What is being asked =>
Reproduce all of the data exactly, with no line skipped.

** Begin Material to process **

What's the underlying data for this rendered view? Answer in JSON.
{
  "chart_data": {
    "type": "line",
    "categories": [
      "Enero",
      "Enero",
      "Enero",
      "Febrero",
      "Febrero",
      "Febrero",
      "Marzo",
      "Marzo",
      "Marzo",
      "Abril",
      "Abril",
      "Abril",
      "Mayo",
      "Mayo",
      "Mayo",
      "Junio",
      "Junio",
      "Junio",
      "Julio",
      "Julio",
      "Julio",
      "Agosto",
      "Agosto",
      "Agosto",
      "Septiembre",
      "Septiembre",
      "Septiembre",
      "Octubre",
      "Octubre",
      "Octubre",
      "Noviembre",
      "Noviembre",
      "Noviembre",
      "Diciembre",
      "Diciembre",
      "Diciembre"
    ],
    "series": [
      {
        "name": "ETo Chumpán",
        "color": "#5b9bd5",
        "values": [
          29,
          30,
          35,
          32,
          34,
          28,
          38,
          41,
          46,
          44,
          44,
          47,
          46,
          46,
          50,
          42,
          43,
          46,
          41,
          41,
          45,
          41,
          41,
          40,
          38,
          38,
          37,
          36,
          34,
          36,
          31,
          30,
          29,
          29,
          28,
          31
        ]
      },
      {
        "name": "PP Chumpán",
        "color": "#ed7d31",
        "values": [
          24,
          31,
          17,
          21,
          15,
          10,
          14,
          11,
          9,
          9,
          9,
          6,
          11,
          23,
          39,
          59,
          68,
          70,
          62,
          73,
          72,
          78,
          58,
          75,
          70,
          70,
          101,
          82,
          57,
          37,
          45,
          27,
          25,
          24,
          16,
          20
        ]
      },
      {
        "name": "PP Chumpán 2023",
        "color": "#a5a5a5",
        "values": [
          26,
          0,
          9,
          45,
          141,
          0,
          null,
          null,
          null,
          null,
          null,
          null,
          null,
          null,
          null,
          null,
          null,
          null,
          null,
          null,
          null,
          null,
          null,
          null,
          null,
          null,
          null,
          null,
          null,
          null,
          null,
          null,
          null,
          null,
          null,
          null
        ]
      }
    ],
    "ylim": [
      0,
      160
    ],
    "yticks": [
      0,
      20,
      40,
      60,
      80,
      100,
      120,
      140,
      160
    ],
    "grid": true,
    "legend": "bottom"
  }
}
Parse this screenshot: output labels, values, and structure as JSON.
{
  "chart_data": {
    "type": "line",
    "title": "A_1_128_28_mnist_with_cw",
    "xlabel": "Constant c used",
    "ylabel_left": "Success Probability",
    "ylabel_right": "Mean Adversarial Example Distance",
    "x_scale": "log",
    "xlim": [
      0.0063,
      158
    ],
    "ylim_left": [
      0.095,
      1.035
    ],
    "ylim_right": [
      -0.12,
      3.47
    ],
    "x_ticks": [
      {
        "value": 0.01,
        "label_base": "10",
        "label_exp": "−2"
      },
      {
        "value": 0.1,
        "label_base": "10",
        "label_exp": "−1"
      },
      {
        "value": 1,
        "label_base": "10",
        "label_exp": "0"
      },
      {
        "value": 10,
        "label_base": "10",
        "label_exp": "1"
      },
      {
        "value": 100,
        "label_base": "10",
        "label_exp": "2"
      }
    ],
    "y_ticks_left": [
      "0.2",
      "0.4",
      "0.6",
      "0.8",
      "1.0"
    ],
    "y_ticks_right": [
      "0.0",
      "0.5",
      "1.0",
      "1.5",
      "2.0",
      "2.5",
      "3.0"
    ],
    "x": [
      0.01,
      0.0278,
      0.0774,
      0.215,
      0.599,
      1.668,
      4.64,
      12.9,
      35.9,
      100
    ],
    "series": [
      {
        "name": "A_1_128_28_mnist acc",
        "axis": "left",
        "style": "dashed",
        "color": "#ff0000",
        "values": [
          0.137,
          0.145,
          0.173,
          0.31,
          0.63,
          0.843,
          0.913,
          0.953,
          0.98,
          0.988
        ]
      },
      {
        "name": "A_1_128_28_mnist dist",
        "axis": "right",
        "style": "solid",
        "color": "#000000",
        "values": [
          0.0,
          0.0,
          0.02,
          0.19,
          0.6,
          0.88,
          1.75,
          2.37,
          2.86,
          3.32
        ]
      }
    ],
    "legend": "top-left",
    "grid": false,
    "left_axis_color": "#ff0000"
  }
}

** End Material to process **

Output of the task =>
What's the underlying data for this rendered view? Answer in JSON.
{
  "chart_data": {
    "type": "line",
    "categories": [
      "Enero",
      "Enero",
      "Enero",
      "Febrero",
      "Febrero",
      "Febrero",
      "Marzo",
      "Marzo",
      "Marzo",
      "Abril",
      "Abril",
      "Abril",
      "Mayo",
      "Mayo",
      "Mayo",
      "Junio",
      "Junio",
      "Junio",
      "Julio",
      "Julio",
      "Julio",
      "Agosto",
      "Agosto",
      "Agosto",
      "Septiembre",
      "Septiembre",
      "Septiembre",
      "Octubre",
      "Octubre",
      "Octubre",
      "Noviembre",
      "Noviembre",
      "Noviembre",
      "Diciembre",
      "Diciembre",
      "Diciembre"
    ],
    "series": [
      {
        "name": "ETo Chumpán",
        "color": "#5b9bd5",
        "values": [
          29,
          30,
          35,
          32,
          34,
          28,
          38,
          41,
          46,
          44,
          44,
          47,
          46,
          46,
          50,
          42,
          43,
          46,
          41,
          41,
          45,
          41,
          41,
          40,
          38,
          38,
          37,
          36,
          34,
          36,
          31,
          30,
          29,
          29,
          28,
          31
        ]
      },
      {
        "name": "PP Chumpán",
        "color": "#ed7d31",
        "values": [
          24,
          31,
          17,
          21,
          15,
          10,
          14,
          11,
          9,
          9,
          9,
          6,
          11,
          23,
          39,
          59,
          68,
          70,
          62,
          73,
          72,
          78,
          58,
          75,
          70,
          70,
          101,
          82,
          57,
          37,
          45,
          27,
          25,
          24,
          16,
          20
        ]
      },
      {
        "name": "PP Chumpán 2023",
        "color": "#a5a5a5",
        "values": [
          26,
          0,
          9,
          45,
          141,
          0,
          null,
          null,
          null,
          null,
          null,
          null,
          null,
          null,
          null,
          null,
          null,
          null,
          null,
          null,
          null,
          null,
          null,
          null,
          null,
          null,
          null,
          null,
          null,
          null,
          null,
          null,
          null,
          null,
          null,
          null
        ]
      }
    ],
    "ylim": [
      0,
      160
    ],
    "yticks": [
      0,
      20,
      40,
      60,
      80,
      100,
      120,
      140,
      160
    ],
    "grid": true,
    "legend": "bottom"
  }
}
Parse this screenshot: output labels, values, and structure as JSON.
{
  "chart_data": {
    "type": "line",
    "title": "A_1_128_28_mnist_with_cw",
    "xlabel": "Constant c used",
    "ylabel_left": "Success Probability",
    "ylabel_right": "Mean Adversarial Example Distance",
    "x_scale": "log",
    "xlim": [
      0.0063,
      158
    ],
    "ylim_left": [
      0.095,
      1.035
    ],
    "ylim_right": [
      -0.12,
      3.47
    ],
    "x_ticks": [
      {
        "value": 0.01,
        "label_base": "10",
        "label_exp": "−2"
      },
      {
        "value": 0.1,
        "label_base": "10",
        "label_exp": "−1"
      },
      {
        "value": 1,
        "label_base": "10",
        "label_exp": "0"
      },
      {
        "value": 10,
        "label_base": "10",
        "label_exp": "1"
      },
      {
        "value": 100,
        "label_base": "10",
        "label_exp": "2"
      }
    ],
    "y_ticks_left": [
      "0.2",
      "0.4",
      "0.6",
      "0.8",
      "1.0"
    ],
    "y_ticks_right": [
      "0.0",
      "0.5",
      "1.0",
      "1.5",
      "2.0",
      "2.5",
      "3.0"
    ],
    "x": [
      0.01,
      0.0278,
      0.0774,
      0.215,
      0.599,
      1.668,
      4.64,
      12.9,
      35.9,
      100
    ],
    "series": [
      {
        "name": "A_1_128_28_mnist acc",
        "axis": "left",
        "style": "dashed",
        "color": "#ff0000",
        "values": [
          0.137,
          0.145,
          0.173,
          0.31,
          0.63,
          0.843,
          0.913,
          0.953,
          0.98,
          0.988
        ]
      },
      {
        "name": "A_1_128_28_mnist dist",
        "axis": "right",
        "style": "solid",
        "color": "#000000",
        "values": [
          0.0,
          0.0,
          0.02,
          0.19,
          0.6,
          0.88,
          1.75,
          2.37,
          2.86,
          3.32
        ]
      }
    ],
    "legend": "top-left",
    "grid": false,
    "left_axis_color": "#ff0000"
  }
}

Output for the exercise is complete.